* [WRITTEN TASK A]:
Please return all of the records below the article on Benitha Perciyal's studio, reproducing each line unchanged but leaving out the pictures.

* [TEXT BLOCK]:
Trees in the big city

Chennai’s seed hunter: A peek into Benitha Perciyal’s studio

The Three Treasures crafted using rice paper and seeds   | Photo Credit: Special Arrangement

In the 90s, a college-going Benitha Perciyal was so taken with the cotton pod that she made it the subject of her work for a long time. To her, the seed was a metaphor for the feminine, with its hard exterior and wispy white interior. “I later realised that seeds can represent any cyclic life form,” says the artist, whose materials of choice include re-used Burma teak, resins, fibres, seeds and frankincense.

As a child, Perciyal was fascinated with nature and this is reflected in her many installations, all of which take the form of a memory. Like Naan Oru Penn, Yen Yennam Aayiram (2016), where the figurines are featured with containers made of bottle gourds. “My mother would store honey in a dried-up sorakkai [bottle gourd]; that’s how I view the vegetable,” she says.

Her art (can go up to ₹19 lakh) is found in public spaces such as The Centre Pompidou, Paris, and The Sculpture Park at Nahargarh Fort, Jaipur. Perciyal’s installations are also part of private collections by art aficionados like Sanjay Tulsyan (Chennai), Tarana Sawhney (New Delhi) and Sangitha Jindal (Mumbai).

Chennai’s seed hunter: A peek into Benitha Perciyal’s studio

Chasing inspiration

In the 20 years since she moved to Chennai from her hometown, Thiruvannamalai, Perciyal, 40, has become well-versed with the city’s treescape. “When you actively observe trees and their life cycle, it is almost as though they are speaking to you,” she says.

Her recent exhibition in Mumbai (in October), Aggregate, used seeds gathered from around Chennai. For instance, the installation We Shall Meet Again is made of Indian Elm and Tacoma seeds found by the beach. “The brown [elm] seed is as small as the new ₹1 coin, and I’ve stuck thousands together,” she says, adding that the Tacoma seeds were sourced from the Government Music College and the Theosophical Society in Adyar.

* [WRITTEN TASK B]:
According to the article on Benitha Perciyal's studio, what is the installation We Shall Meet Again made of?

* [Items stored from a collection]:
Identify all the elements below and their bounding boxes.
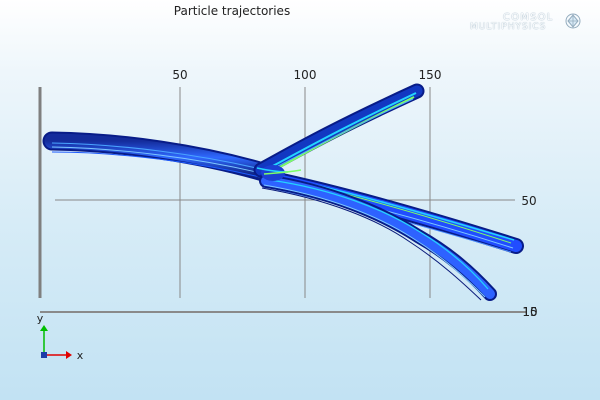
axis-triad: y x bbox=[37, 312, 84, 362]
grid-lines bbox=[38, 87, 526, 313]
x-tick-label-150: 150 bbox=[419, 68, 442, 82]
triad-origin bbox=[41, 352, 47, 358]
x-tick-label-50: 50 bbox=[172, 68, 187, 82]
junction-green-highlight bbox=[263, 169, 302, 175]
overlap-tick-label-15: 15 bbox=[522, 305, 537, 319]
triad-y-arrowhead bbox=[40, 325, 48, 331]
plot-title: Particle trajectories bbox=[173, 4, 291, 18]
inlet-trajectory-line-3 bbox=[51, 151, 269, 180]
x-tick-label-100: 100 bbox=[294, 68, 317, 82]
inlet-trajectory-outer-2 bbox=[44, 133, 278, 182]
comsol-logo-icon bbox=[565, 13, 581, 29]
lower-branch-blue bbox=[263, 184, 486, 298]
comsol-logo: COMSOL MULTIPHYSICS bbox=[470, 10, 590, 38]
comsol-logo-line1: COMSOL bbox=[503, 12, 554, 23]
tick-labels: 50 100 150 50 10 15 bbox=[172, 68, 537, 319]
y-tick-label-50: 50 bbox=[521, 194, 536, 208]
lower-branch-fill bbox=[261, 176, 495, 299]
inlet-trajectory-line-1 bbox=[51, 142, 270, 172]
triad-y-label: y bbox=[37, 312, 44, 325]
triad-x-label: x bbox=[77, 349, 84, 362]
lower-branch-cyan bbox=[269, 179, 489, 290]
particle-trajectory-bundle[interactable] bbox=[42, 83, 524, 301]
comsol-logo-line2: MULTIPHYSICS bbox=[470, 22, 547, 32]
lower-branch-dark bbox=[261, 187, 482, 301]
upper-branch-fill bbox=[255, 85, 423, 176]
triad-x-arrowhead bbox=[66, 351, 72, 359]
overlap-tick-label-10: 10 bbox=[522, 305, 537, 319]
inlet-trajectory-line-2 bbox=[51, 146, 270, 176]
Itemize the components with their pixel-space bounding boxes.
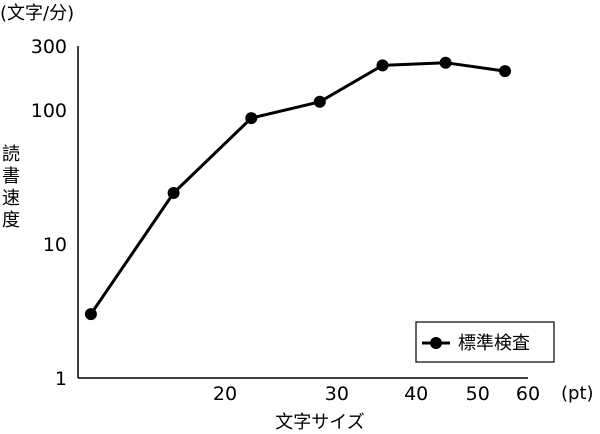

* [REPLY A]:
Identify all the elements below and their bounding boxes.
axis-triad: y x bbox=[37, 312, 84, 362]
grid-lines bbox=[38, 87, 526, 313]
x-tick-label-150: 150 bbox=[419, 68, 442, 82]
triad-origin bbox=[41, 352, 47, 358]
x-tick-label-50: 50 bbox=[172, 68, 187, 82]
junction-green-highlight bbox=[263, 169, 302, 175]
overlap-tick-label-15: 15 bbox=[522, 305, 537, 319]
triad-y-arrowhead bbox=[40, 325, 48, 331]
plot-title: Particle trajectories bbox=[173, 4, 291, 18]
inlet-trajectory-line-3 bbox=[51, 151, 269, 180]
x-tick-label-100: 100 bbox=[294, 68, 317, 82]
inlet-trajectory-outer-2 bbox=[44, 133, 278, 182]
comsol-logo-icon bbox=[565, 13, 581, 29]
lower-branch-blue bbox=[263, 184, 486, 298]
comsol-logo: COMSOL MULTIPHYSICS bbox=[470, 10, 590, 38]
comsol-logo-line1: COMSOL bbox=[503, 12, 554, 23]
tick-labels: 50 100 150 50 10 15 bbox=[172, 68, 537, 319]
y-tick-label-50: 50 bbox=[521, 194, 536, 208]
lower-branch-fill bbox=[261, 176, 495, 299]
inlet-trajectory-line-1 bbox=[51, 142, 270, 172]
triad-y-label: y bbox=[37, 312, 44, 325]
triad-x-label: x bbox=[77, 349, 84, 362]
lower-branch-cyan bbox=[269, 179, 489, 290]
particle-trajectory-bundle[interactable] bbox=[42, 83, 524, 301]
comsol-logo-line2: MULTIPHYSICS bbox=[470, 22, 547, 32]
lower-branch-dark bbox=[261, 187, 482, 301]
upper-branch-fill bbox=[255, 85, 423, 176]
triad-x-arrowhead bbox=[66, 351, 72, 359]
overlap-tick-label-10: 10 bbox=[522, 305, 537, 319]
inlet-trajectory-line-2 bbox=[51, 146, 270, 176]
Itemize the components with their pixel-space bounding boxes.

* [REPLY B]:
Indian Elm and Tacoma seeds found by the beach.